- Short task
In the entries below, how many lines hold the string "label"? Give only the number.

(Data records)
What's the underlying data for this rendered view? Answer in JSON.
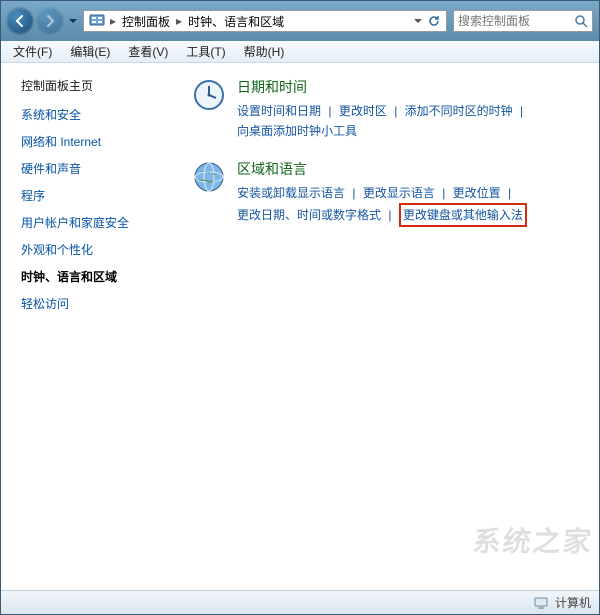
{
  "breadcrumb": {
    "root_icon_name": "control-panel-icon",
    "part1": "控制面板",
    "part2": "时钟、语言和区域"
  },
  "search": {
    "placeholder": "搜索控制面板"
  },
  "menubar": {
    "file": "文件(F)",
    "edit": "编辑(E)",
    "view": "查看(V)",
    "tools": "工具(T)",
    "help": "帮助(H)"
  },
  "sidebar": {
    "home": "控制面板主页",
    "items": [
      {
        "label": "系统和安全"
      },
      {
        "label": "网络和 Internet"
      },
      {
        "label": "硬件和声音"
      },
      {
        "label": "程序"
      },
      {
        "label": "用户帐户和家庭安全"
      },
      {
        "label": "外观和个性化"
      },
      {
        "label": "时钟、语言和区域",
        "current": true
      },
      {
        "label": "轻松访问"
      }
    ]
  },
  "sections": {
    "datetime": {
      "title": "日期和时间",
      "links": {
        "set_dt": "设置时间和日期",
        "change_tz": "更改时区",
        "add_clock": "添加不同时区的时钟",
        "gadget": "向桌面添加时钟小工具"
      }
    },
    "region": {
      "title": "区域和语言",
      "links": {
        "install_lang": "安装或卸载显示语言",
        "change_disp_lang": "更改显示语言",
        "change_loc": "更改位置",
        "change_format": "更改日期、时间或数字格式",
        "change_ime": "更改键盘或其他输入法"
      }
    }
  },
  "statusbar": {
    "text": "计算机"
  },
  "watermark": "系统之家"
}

- Reply
8